— START DATA ENTRIES —

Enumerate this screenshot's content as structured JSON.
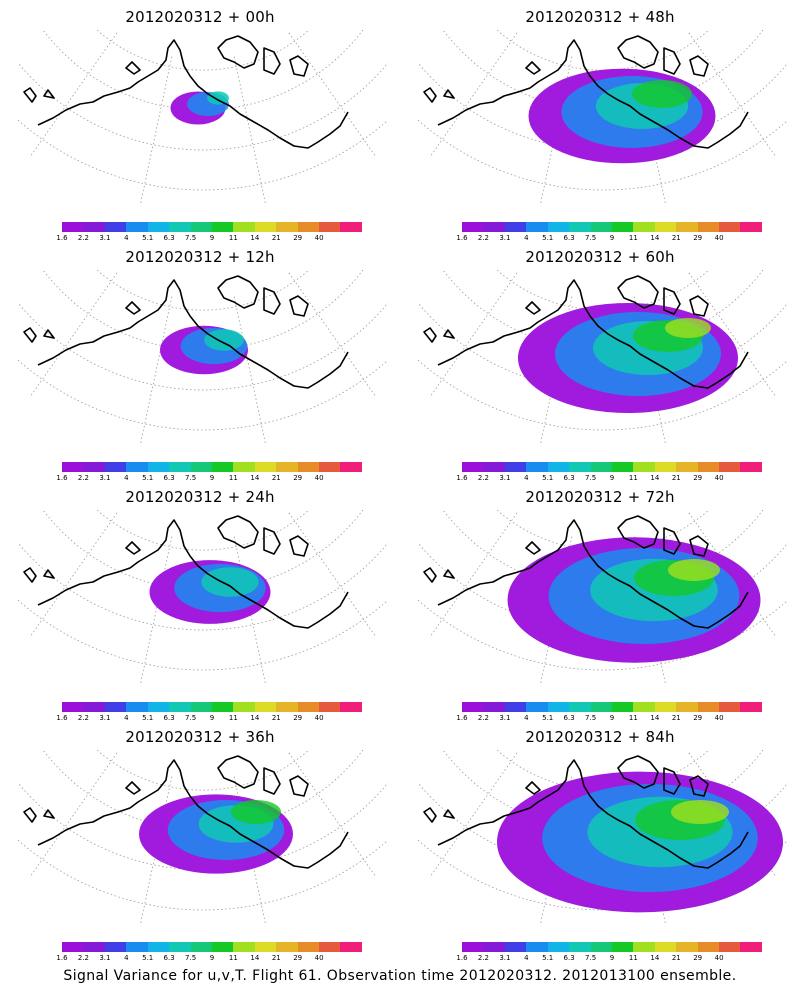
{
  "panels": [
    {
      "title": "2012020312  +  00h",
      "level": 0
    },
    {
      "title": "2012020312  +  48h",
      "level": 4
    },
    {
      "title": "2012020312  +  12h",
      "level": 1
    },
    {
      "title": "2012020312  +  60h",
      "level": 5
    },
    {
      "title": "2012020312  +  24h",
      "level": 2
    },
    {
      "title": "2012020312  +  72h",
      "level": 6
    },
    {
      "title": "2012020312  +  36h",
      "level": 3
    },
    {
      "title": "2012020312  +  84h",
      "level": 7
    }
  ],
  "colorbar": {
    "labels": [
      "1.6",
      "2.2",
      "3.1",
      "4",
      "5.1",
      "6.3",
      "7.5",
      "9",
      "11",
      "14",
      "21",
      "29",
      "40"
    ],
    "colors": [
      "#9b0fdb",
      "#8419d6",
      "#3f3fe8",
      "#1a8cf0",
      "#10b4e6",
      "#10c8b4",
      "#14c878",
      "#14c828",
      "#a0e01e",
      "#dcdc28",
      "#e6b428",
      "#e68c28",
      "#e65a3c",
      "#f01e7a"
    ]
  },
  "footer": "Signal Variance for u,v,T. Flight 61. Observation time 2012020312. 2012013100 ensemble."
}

— END DATA ENTRIES —
— START DATA ENTRIES —

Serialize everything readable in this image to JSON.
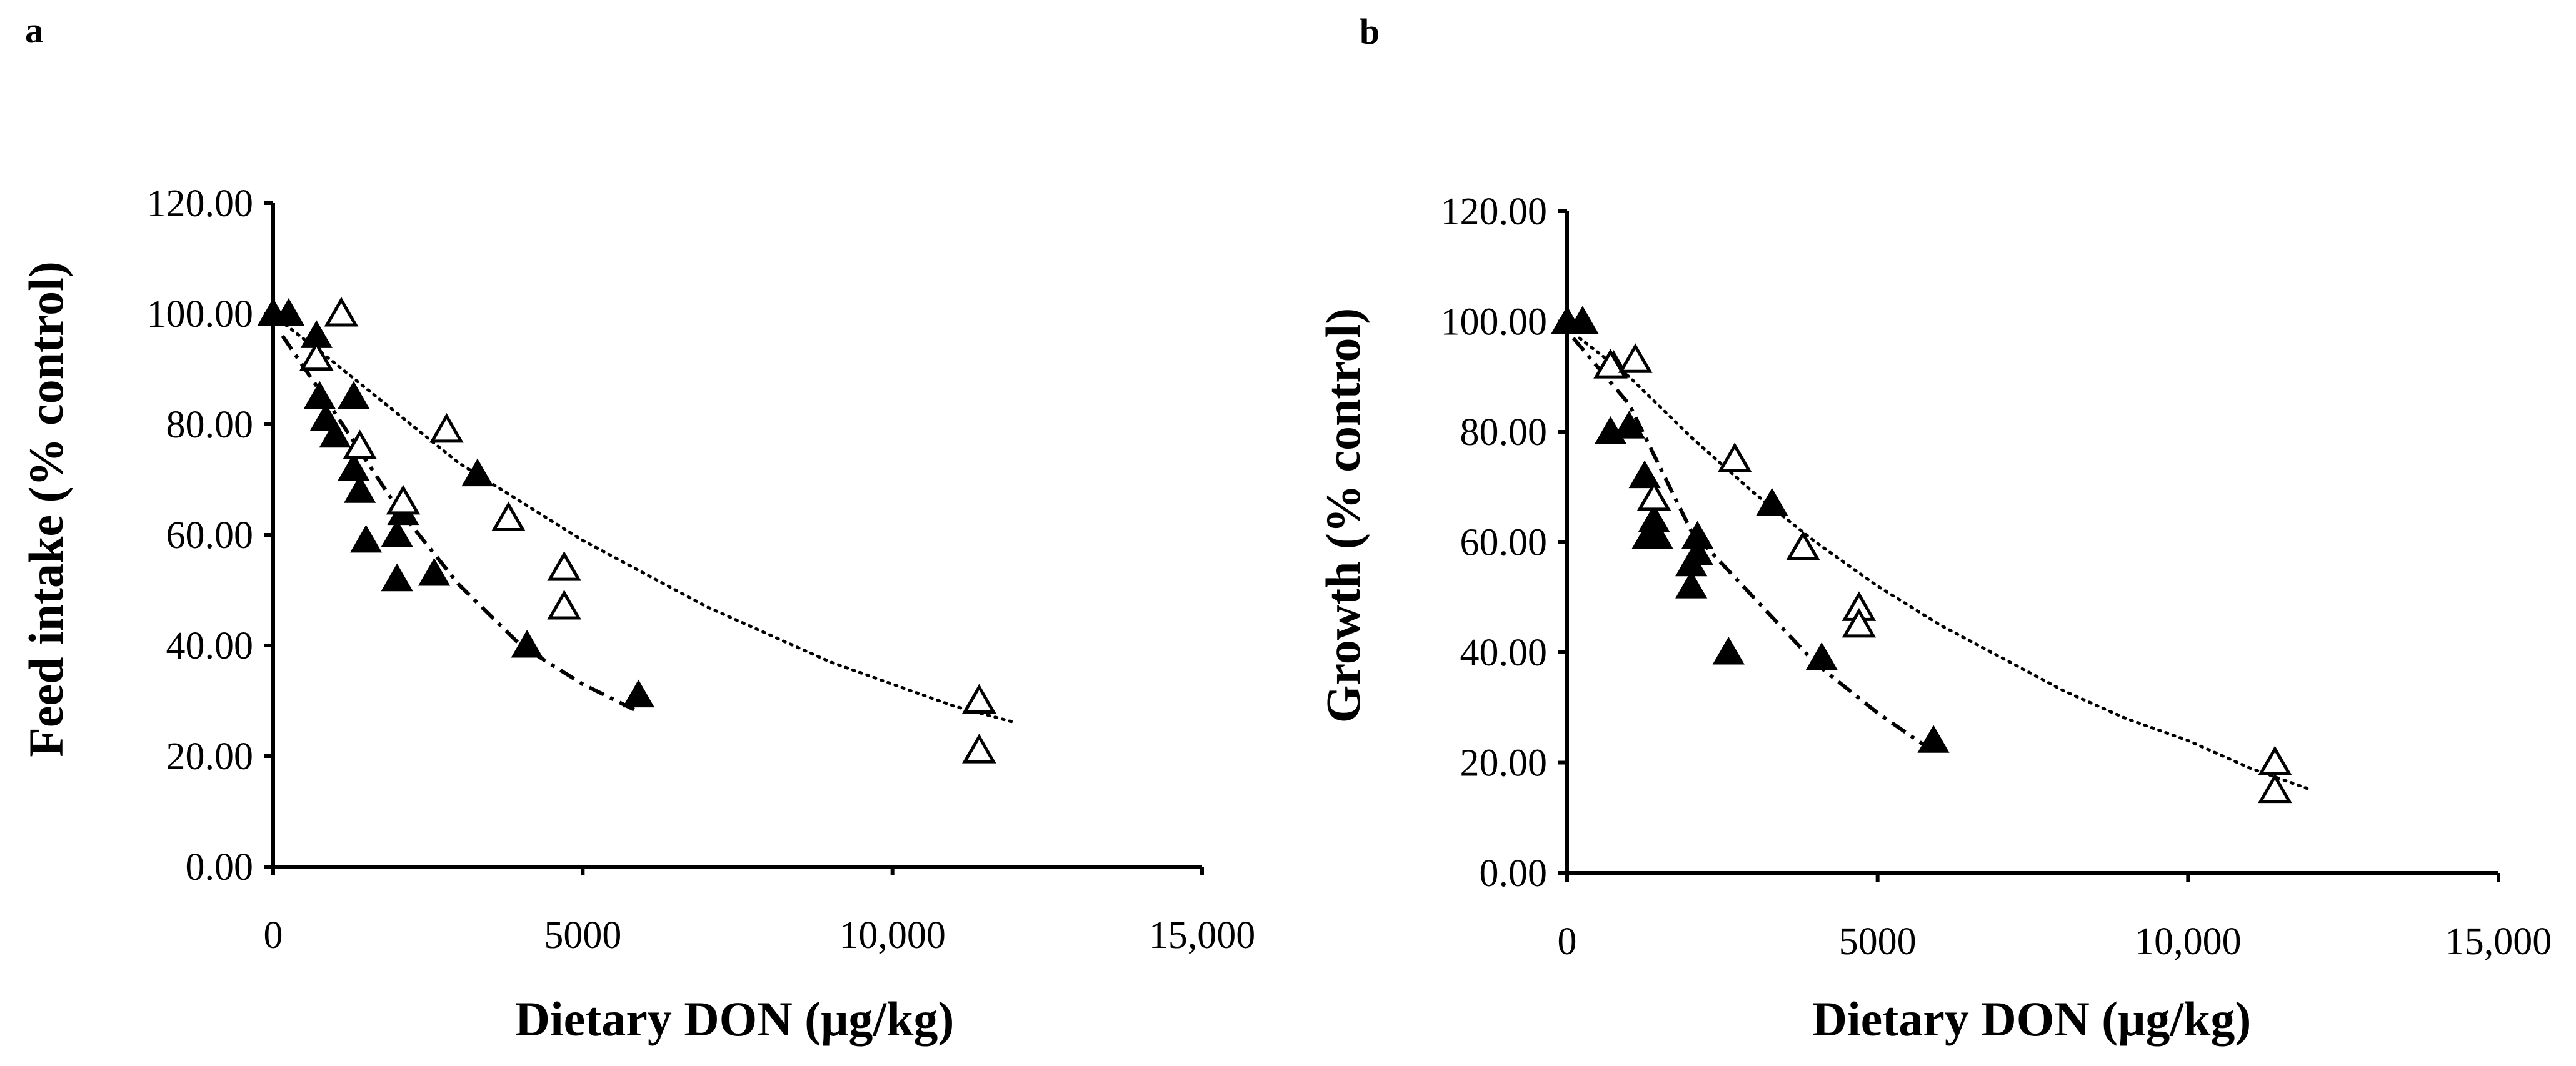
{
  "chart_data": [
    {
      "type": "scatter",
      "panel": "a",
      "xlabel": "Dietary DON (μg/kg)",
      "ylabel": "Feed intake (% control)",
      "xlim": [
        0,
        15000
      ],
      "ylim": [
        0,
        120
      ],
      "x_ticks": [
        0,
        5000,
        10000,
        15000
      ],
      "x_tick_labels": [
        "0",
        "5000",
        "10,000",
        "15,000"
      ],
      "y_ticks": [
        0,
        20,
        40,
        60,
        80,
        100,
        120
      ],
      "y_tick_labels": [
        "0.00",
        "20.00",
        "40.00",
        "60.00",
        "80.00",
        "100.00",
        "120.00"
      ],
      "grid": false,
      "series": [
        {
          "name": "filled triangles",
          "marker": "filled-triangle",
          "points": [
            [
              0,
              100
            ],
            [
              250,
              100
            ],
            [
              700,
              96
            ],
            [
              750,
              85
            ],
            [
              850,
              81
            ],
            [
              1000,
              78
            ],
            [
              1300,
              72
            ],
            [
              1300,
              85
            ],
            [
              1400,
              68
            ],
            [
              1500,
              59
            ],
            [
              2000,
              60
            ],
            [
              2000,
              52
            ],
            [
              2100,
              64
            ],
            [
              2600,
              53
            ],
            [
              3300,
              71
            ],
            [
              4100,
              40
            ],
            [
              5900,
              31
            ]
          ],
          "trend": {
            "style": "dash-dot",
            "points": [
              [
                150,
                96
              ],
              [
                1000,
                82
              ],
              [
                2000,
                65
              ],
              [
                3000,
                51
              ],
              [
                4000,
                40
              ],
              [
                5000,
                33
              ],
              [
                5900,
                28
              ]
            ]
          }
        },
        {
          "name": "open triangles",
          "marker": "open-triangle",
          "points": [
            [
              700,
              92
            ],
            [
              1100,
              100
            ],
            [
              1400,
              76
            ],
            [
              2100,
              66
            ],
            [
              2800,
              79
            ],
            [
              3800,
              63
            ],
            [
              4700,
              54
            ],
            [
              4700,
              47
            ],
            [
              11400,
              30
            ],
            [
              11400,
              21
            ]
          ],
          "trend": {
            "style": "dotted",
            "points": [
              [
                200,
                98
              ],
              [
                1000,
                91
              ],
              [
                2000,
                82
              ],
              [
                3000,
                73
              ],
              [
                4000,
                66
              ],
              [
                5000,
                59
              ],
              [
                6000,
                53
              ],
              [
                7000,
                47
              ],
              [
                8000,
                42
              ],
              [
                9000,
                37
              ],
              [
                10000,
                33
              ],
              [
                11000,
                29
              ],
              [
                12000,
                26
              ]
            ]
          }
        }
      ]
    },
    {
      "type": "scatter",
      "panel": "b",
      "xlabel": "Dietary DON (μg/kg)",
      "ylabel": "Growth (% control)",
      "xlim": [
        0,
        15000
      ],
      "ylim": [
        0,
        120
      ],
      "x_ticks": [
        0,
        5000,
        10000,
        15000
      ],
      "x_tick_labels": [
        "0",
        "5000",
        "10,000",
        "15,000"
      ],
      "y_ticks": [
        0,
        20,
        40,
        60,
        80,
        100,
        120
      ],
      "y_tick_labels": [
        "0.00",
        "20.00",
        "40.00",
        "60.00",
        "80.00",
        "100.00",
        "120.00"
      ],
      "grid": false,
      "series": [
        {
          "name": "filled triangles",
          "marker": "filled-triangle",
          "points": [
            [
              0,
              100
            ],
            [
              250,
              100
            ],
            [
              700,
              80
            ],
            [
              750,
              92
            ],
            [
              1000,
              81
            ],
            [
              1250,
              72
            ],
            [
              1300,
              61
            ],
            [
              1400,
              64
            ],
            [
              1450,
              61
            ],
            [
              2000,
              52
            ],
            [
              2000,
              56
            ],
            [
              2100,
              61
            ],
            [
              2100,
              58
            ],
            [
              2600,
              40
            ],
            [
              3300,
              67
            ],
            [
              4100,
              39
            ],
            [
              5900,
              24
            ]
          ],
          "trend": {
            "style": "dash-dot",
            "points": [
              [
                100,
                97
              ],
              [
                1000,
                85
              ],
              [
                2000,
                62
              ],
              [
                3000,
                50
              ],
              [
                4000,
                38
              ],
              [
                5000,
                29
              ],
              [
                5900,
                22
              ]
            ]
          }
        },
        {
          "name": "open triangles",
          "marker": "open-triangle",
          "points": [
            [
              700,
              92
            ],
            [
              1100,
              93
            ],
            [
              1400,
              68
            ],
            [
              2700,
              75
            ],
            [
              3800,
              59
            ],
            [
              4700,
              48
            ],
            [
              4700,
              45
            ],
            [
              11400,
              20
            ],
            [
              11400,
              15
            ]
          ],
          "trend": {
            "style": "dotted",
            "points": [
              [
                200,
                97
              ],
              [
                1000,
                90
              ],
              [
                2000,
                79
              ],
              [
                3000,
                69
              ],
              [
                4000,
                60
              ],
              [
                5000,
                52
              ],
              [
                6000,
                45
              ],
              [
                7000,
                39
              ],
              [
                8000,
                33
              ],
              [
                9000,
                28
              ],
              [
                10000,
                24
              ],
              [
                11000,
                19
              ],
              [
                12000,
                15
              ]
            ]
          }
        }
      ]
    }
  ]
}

— END DATA ENTRIES —

→ **SET EXERCISE**
In the listing, find all lines with the string "this" and copy them.

→ **THE REPLY**
Enumerate this screenshot's content as structured JSON.
Serialize everything readable in this image to JSON.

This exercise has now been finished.